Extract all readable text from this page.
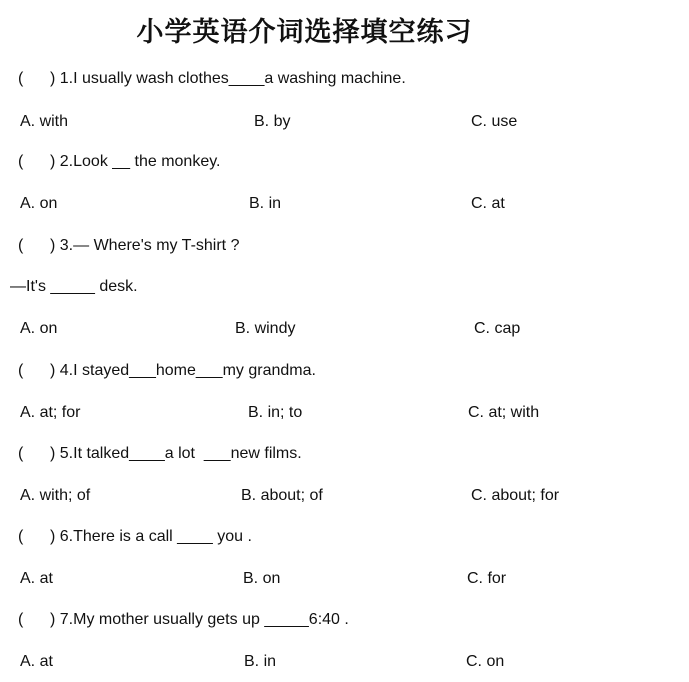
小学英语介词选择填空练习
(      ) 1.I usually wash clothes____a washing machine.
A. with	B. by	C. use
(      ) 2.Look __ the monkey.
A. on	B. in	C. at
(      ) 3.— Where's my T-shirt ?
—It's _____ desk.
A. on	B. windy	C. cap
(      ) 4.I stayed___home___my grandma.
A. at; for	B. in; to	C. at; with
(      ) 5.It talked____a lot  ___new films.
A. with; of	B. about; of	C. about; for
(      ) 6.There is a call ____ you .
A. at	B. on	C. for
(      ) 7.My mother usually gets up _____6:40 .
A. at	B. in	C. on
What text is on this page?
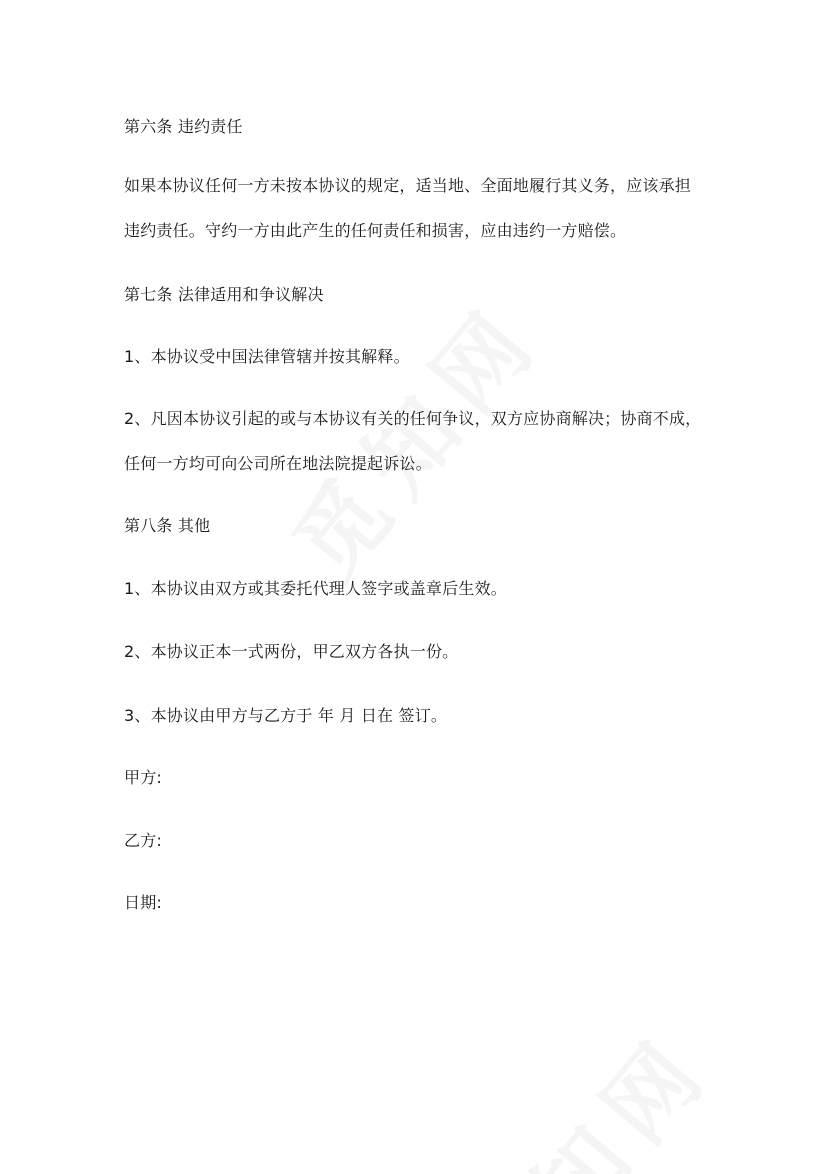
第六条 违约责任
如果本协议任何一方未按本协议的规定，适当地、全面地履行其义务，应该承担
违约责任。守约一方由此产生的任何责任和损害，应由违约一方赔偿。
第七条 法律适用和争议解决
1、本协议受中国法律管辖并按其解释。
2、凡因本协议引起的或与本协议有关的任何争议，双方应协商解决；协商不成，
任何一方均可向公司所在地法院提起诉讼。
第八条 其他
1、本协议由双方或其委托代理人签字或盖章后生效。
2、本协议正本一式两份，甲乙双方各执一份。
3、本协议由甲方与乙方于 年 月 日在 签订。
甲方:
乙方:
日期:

----------

To do =
Take the line with "What text is on this page?" as the first line and the last line of the records above as the final one; reproduce exactly the lines between them, both included, without pictures.

The reply =
What text is on this page?
第六条 违约责任
如果本协议任何一方未按本协议的规定，适当地、全面地履行其义务，应该承担
违约责任。守约一方由此产生的任何责任和损害，应由违约一方赔偿。
第七条 法律适用和争议解决
1、本协议受中国法律管辖并按其解释。
2、凡因本协议引起的或与本协议有关的任何争议，双方应协商解决；协商不成，
任何一方均可向公司所在地法院提起诉讼。
第八条 其他
1、本协议由双方或其委托代理人签字或盖章后生效。
2、本协议正本一式两份，甲乙双方各执一份。
3、本协议由甲方与乙方于 年 月 日在 签订。
甲方:
乙方:
日期:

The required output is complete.